**EXERCISE INSTRUCTIONS**
Pull out every line in the records below that contains the string "zoom".

+++ DATASET

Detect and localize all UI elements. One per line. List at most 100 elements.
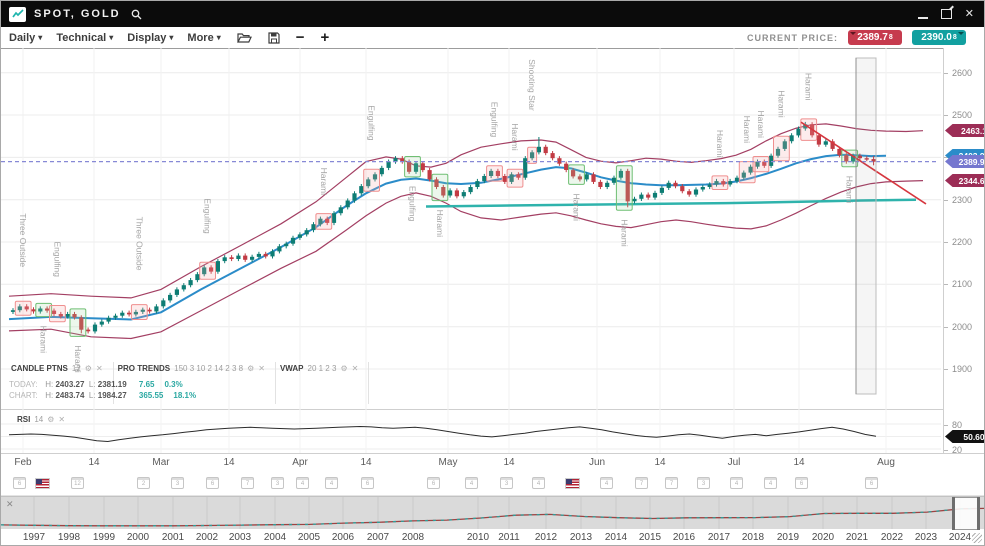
calendar-event-icon[interactable]: 4 [600, 477, 613, 489]
navigator-chart[interactable] [1, 497, 985, 530]
close-icon[interactable]: ✕ [96, 364, 103, 373]
us-flag-event-icon[interactable] [35, 478, 50, 489]
calendar-event-icon[interactable]: 3 [500, 477, 513, 489]
year-axis: 1997199819992000200120022003200420052006… [1, 529, 985, 546]
calendar-event-icon[interactable]: 3 [271, 477, 284, 489]
menu-display[interactable]: Display▾ [127, 32, 173, 44]
chevron-down-icon: ▾ [109, 33, 113, 42]
year-label: 2007 [367, 532, 389, 543]
svg-text:Harami: Harami [319, 168, 329, 196]
year-label: 1997 [23, 532, 45, 543]
indicator-price-badge: 2344.63 [945, 174, 985, 187]
calendar-event-icon[interactable]: 4 [465, 477, 478, 489]
svg-text:Harami: Harami [435, 210, 445, 238]
year-label: 2003 [229, 532, 251, 543]
price-axis[interactable]: 260025002400230022002100200019008020 [943, 48, 985, 453]
candlestick-chart[interactable]: Three OutsideHaramiEngulfingHaramiThree … [1, 48, 985, 409]
navigator-handle[interactable] [977, 497, 980, 530]
year-label: 2011 [498, 532, 520, 543]
price-tick-label: 2000 [952, 322, 972, 332]
calendar-event-icon[interactable]: 6 [865, 477, 878, 489]
save-icon[interactable] [268, 32, 280, 44]
year-label: 2022 [881, 532, 903, 543]
calendar-event-icon[interactable]: 7 [635, 477, 648, 489]
rsi-pane[interactable]: RSI14 ⚙ ✕ [1, 409, 985, 454]
x-axis-label: Mar [152, 457, 169, 468]
x-axis-label: 14 [223, 457, 234, 468]
app-logo-icon [9, 7, 26, 22]
calendar-event-icon[interactable]: 6 [795, 477, 808, 489]
x-axis-label: Jun [589, 457, 605, 468]
rsi-value-badge: 50.60 [945, 430, 985, 443]
history-navigator[interactable]: ✕ [1, 496, 985, 531]
navigator-close-icon[interactable]: ✕ [6, 499, 14, 510]
zoom-out-button[interactable]: − [296, 30, 305, 45]
main-chart-pane[interactable]: Three OutsideHaramiEngulfingHaramiThree … [1, 48, 985, 410]
gear-icon[interactable]: ⚙ [47, 415, 54, 424]
zoom-in-button[interactable]: + [320, 30, 329, 45]
gear-icon[interactable]: ⚙ [247, 364, 254, 373]
year-label: 2021 [846, 532, 868, 543]
minimize-button[interactable] [918, 16, 928, 19]
calendar-event-icon[interactable]: 4 [296, 477, 309, 489]
calendar-event-icon[interactable]: 6 [361, 477, 374, 489]
calendar-event-icon[interactable]: 4 [730, 477, 743, 489]
calendar-event-icon[interactable]: 6 [427, 477, 440, 489]
time-axis[interactable]: Feb14Mar14Apr14May14Jun14Jul14Aug [1, 453, 985, 473]
svg-text:Engulfing: Engulfing [52, 242, 62, 278]
calendar-event-icon[interactable]: 6 [13, 477, 26, 489]
search-icon[interactable] [131, 9, 142, 20]
svg-text:Harami: Harami [776, 90, 786, 118]
menu-timeframe[interactable]: Daily▾ [9, 32, 42, 44]
year-label: 2010 [467, 532, 489, 543]
open-folder-icon[interactable] [237, 32, 252, 44]
menu-technical[interactable]: Technical▾ [56, 32, 113, 44]
gear-icon[interactable]: ⚙ [340, 364, 347, 373]
year-label: 2014 [605, 532, 627, 543]
popout-button[interactable] [941, 9, 952, 19]
calendar-event-icon[interactable]: 2 [137, 477, 150, 489]
year-label: 2008 [402, 532, 424, 543]
last-price-badge: 2389.93 [945, 155, 985, 168]
calendar-event-icon[interactable]: 4 [532, 477, 545, 489]
x-axis-label: 14 [360, 457, 371, 468]
calendar-event-icon[interactable]: 3 [697, 477, 710, 489]
rsi-chart[interactable] [1, 409, 985, 453]
year-label: 2020 [812, 532, 834, 543]
close-icon[interactable]: ✕ [352, 364, 359, 373]
navigator-handle[interactable] [952, 497, 955, 530]
year-label: 1998 [58, 532, 80, 543]
legend-vwap[interactable]: VWAP20 1 2 3 ⚙ ✕ [276, 362, 369, 404]
x-axis-label: 14 [503, 457, 514, 468]
year-label: 2019 [777, 532, 799, 543]
menu-more[interactable]: More▾ [187, 32, 220, 44]
toolbar: Daily▾ Technical▾ Display▾ More▾ − + CUR… [1, 27, 984, 49]
navigator-selection-window[interactable] [954, 497, 978, 530]
close-button[interactable]: ✕ [965, 9, 974, 20]
svg-text:Harami: Harami [510, 123, 520, 151]
calendar-event-icon[interactable]: 7 [665, 477, 678, 489]
year-label: 2002 [196, 532, 218, 543]
price-tick-label: 2500 [952, 110, 972, 120]
us-flag-event-icon[interactable] [565, 478, 580, 489]
year-label: 2006 [332, 532, 354, 543]
current-price-label: CURRENT PRICE: [747, 33, 838, 43]
year-label: 2024 [949, 532, 971, 543]
price-tick-label: 1900 [952, 364, 972, 374]
calendar-event-icon[interactable]: 3 [171, 477, 184, 489]
resize-grip-icon[interactable] [972, 533, 982, 543]
calendar-event-icon[interactable]: 4 [325, 477, 338, 489]
x-axis-label: Jul [728, 457, 741, 468]
svg-text:Harami: Harami [756, 111, 766, 139]
app-window: SPOT, GOLD ✕ Daily▾ Technical▾ Display▾ … [0, 0, 985, 546]
legend-rsi[interactable]: RSI14 ⚙ ✕ [17, 415, 65, 424]
calendar-event-icon[interactable]: 12 [71, 477, 84, 489]
close-icon[interactable]: ✕ [258, 364, 265, 373]
calendar-event-icon[interactable]: 4 [764, 477, 777, 489]
gear-icon[interactable]: ⚙ [85, 364, 92, 373]
close-icon[interactable]: ✕ [58, 415, 65, 424]
calendar-event-icon[interactable]: 7 [241, 477, 254, 489]
svg-text:Harami: Harami [619, 219, 629, 247]
calendar-event-icon[interactable]: 6 [206, 477, 219, 489]
svg-text:Harami: Harami [742, 116, 752, 144]
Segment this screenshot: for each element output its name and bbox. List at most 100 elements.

++++++

**FULL ANSWER**
zoom-out-button[interactable]: − [296, 30, 305, 45]
zoom-in-button[interactable]: + [320, 30, 329, 45]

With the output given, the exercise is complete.